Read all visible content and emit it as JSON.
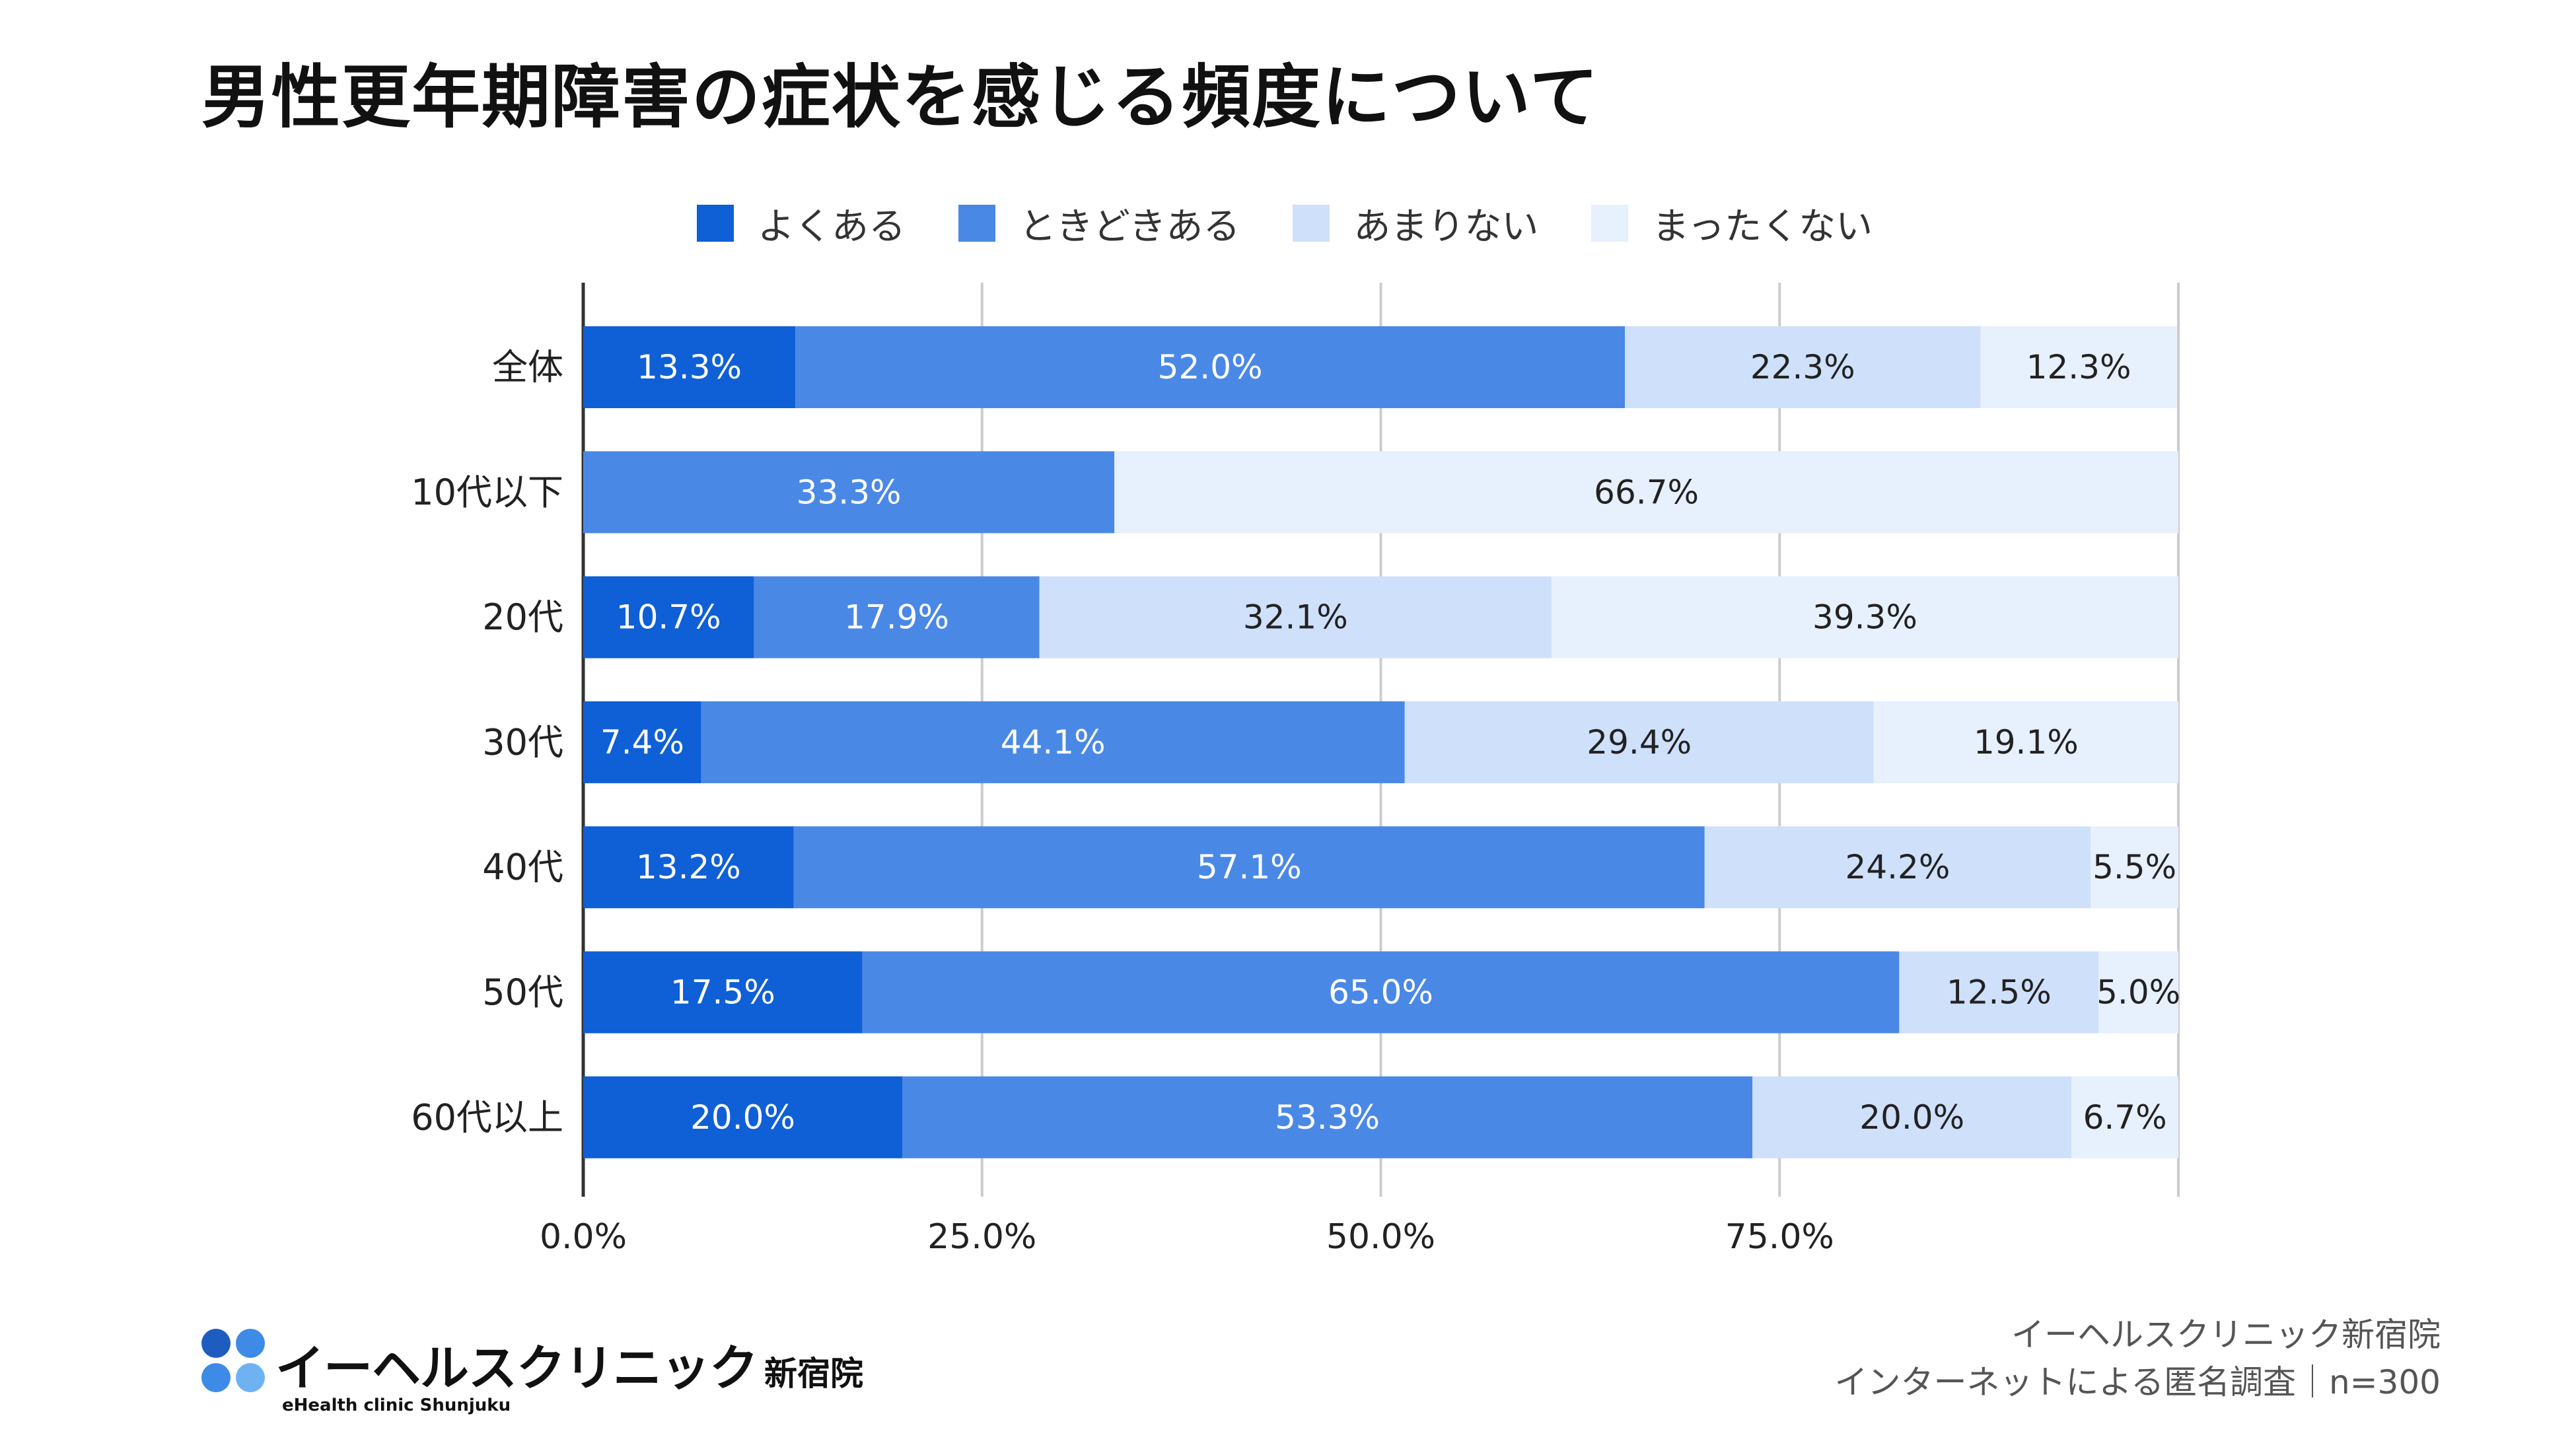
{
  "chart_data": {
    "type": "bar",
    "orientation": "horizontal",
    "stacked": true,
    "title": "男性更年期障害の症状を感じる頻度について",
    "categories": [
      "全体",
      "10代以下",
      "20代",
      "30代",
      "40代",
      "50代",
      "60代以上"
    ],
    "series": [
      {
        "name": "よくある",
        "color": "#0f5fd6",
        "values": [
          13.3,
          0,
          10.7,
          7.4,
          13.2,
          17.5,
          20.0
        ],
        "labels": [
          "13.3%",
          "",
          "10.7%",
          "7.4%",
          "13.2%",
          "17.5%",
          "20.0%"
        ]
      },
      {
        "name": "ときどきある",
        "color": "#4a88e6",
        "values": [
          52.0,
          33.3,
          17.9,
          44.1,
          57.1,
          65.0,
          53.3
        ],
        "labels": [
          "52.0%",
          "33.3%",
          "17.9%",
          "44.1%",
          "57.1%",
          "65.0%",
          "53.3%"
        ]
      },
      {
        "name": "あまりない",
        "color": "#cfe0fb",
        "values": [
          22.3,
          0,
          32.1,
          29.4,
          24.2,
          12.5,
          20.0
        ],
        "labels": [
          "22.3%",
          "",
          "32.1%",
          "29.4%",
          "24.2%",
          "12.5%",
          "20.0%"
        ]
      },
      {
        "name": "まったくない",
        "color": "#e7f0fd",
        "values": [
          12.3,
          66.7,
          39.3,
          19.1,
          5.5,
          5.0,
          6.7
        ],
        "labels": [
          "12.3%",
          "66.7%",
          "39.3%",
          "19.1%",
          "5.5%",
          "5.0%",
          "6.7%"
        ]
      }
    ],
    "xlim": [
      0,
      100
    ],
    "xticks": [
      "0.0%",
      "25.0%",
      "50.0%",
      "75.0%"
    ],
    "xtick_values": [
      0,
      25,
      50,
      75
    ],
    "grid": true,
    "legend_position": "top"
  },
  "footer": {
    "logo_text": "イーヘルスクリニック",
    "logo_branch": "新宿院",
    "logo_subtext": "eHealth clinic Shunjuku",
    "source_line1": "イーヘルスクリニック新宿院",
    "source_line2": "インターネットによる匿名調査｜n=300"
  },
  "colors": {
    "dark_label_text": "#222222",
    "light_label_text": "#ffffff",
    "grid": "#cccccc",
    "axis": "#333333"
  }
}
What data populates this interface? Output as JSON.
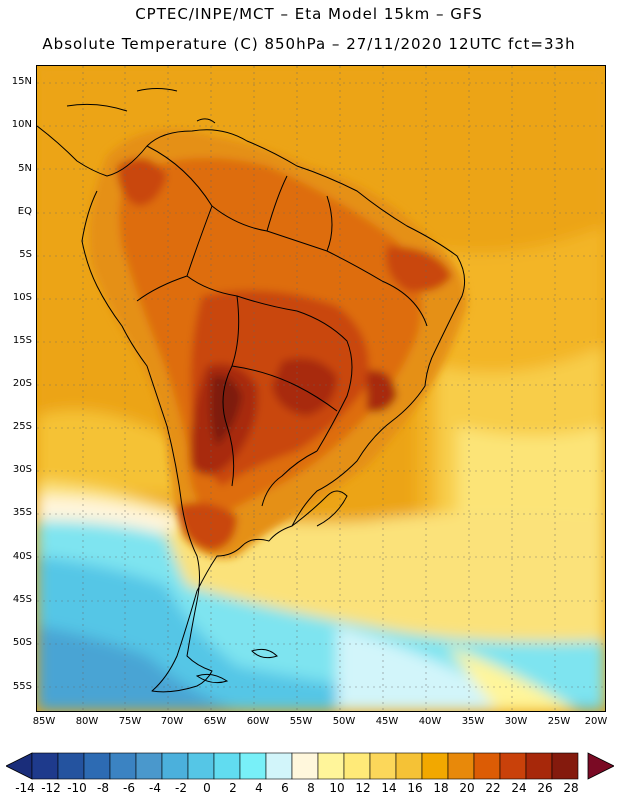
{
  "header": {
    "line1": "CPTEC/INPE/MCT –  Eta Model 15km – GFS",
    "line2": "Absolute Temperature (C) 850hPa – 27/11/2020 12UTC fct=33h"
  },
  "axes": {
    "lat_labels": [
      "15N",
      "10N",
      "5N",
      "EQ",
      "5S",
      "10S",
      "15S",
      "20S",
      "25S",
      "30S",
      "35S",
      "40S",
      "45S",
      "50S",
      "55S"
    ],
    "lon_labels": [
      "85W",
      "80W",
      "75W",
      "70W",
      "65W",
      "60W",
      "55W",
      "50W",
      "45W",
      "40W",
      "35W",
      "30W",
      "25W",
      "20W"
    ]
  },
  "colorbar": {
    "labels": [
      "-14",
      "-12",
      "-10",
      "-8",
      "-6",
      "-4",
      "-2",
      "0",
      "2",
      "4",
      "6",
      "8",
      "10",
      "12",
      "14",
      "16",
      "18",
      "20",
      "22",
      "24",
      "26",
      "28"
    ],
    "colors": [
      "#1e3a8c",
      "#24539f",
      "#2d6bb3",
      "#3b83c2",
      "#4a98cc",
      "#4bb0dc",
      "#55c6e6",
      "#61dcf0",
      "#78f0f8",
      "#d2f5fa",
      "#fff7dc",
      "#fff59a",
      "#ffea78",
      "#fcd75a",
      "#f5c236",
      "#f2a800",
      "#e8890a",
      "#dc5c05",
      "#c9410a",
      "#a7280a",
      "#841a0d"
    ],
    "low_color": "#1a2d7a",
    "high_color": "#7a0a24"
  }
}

....

> **STATED TASK**
Your task is to copy word for word the lines from the line containing "What data populates" to the end of the listing, both included, and to drop any pictures.

> **RESULT**
What data populates this interface? Output as JSON.
{
  "header": {
    "line1": "CPTEC/INPE/MCT –  Eta Model 15km – GFS",
    "line2": "Absolute Temperature (C) 850hPa – 27/11/2020 12UTC fct=33h"
  },
  "axes": {
    "lat_labels": [
      "15N",
      "10N",
      "5N",
      "EQ",
      "5S",
      "10S",
      "15S",
      "20S",
      "25S",
      "30S",
      "35S",
      "40S",
      "45S",
      "50S",
      "55S"
    ],
    "lon_labels": [
      "85W",
      "80W",
      "75W",
      "70W",
      "65W",
      "60W",
      "55W",
      "50W",
      "45W",
      "40W",
      "35W",
      "30W",
      "25W",
      "20W"
    ]
  },
  "colorbar": {
    "labels": [
      "-14",
      "-12",
      "-10",
      "-8",
      "-6",
      "-4",
      "-2",
      "0",
      "2",
      "4",
      "6",
      "8",
      "10",
      "12",
      "14",
      "16",
      "18",
      "20",
      "22",
      "24",
      "26",
      "28"
    ],
    "colors": [
      "#1e3a8c",
      "#24539f",
      "#2d6bb3",
      "#3b83c2",
      "#4a98cc",
      "#4bb0dc",
      "#55c6e6",
      "#61dcf0",
      "#78f0f8",
      "#d2f5fa",
      "#fff7dc",
      "#fff59a",
      "#ffea78",
      "#fcd75a",
      "#f5c236",
      "#f2a800",
      "#e8890a",
      "#dc5c05",
      "#c9410a",
      "#a7280a",
      "#841a0d"
    ],
    "low_color": "#1a2d7a",
    "high_color": "#7a0a24"
  }
}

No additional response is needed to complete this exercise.